(Data entries)
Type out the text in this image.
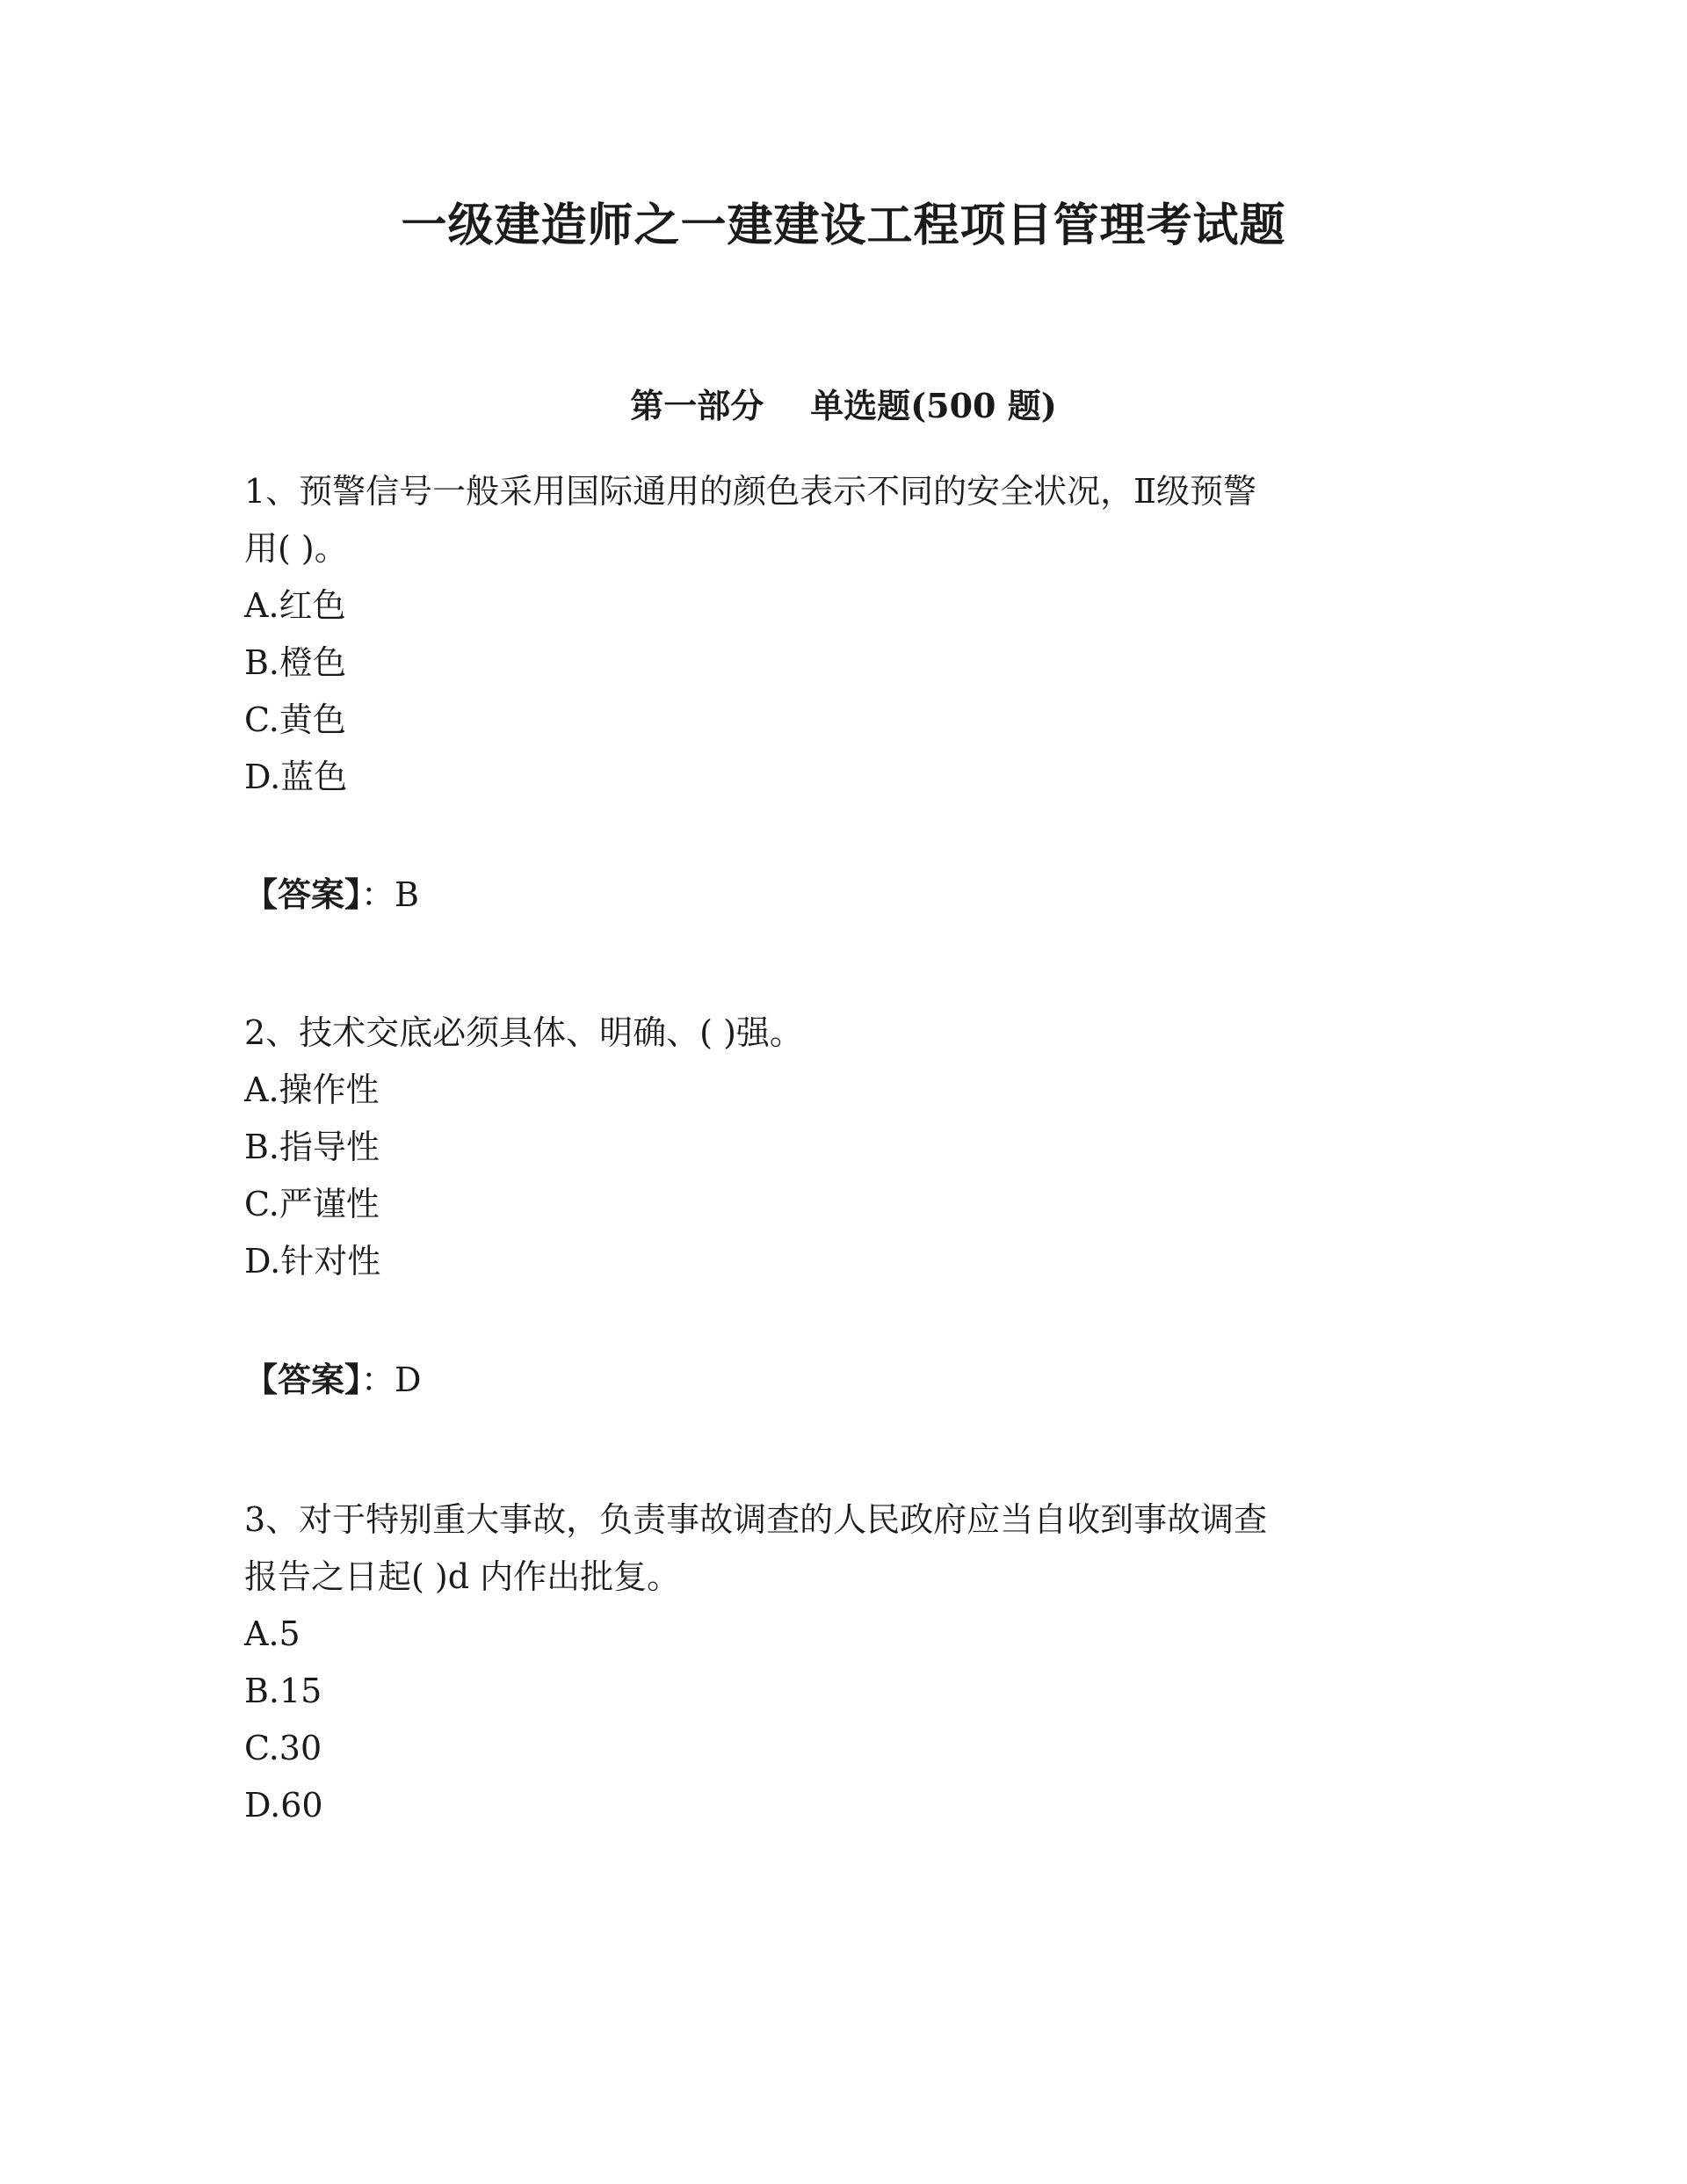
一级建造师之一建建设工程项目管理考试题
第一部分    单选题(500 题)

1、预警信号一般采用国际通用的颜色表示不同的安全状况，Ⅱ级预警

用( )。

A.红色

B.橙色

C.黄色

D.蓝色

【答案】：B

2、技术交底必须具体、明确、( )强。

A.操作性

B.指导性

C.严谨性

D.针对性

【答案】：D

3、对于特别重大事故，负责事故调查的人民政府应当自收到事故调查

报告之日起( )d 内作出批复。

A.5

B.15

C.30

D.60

Task instructions: Transcribe every entry word for word, but skip the pictures.

Result of this exercise:
Type out the text in this image.
一级建造师之一建建设工程项目管理考试题
第一部分    单选题(500 题)

1、预警信号一般采用国际通用的颜色表示不同的安全状况，Ⅱ级预警

用( )。

A.红色

B.橙色

C.黄色

D.蓝色

【答案】：B

2、技术交底必须具体、明确、( )强。

A.操作性

B.指导性

C.严谨性

D.针对性

【答案】：D

3、对于特别重大事故，负责事故调查的人民政府应当自收到事故调查

报告之日起( )d 内作出批复。

A.5

B.15

C.30

D.60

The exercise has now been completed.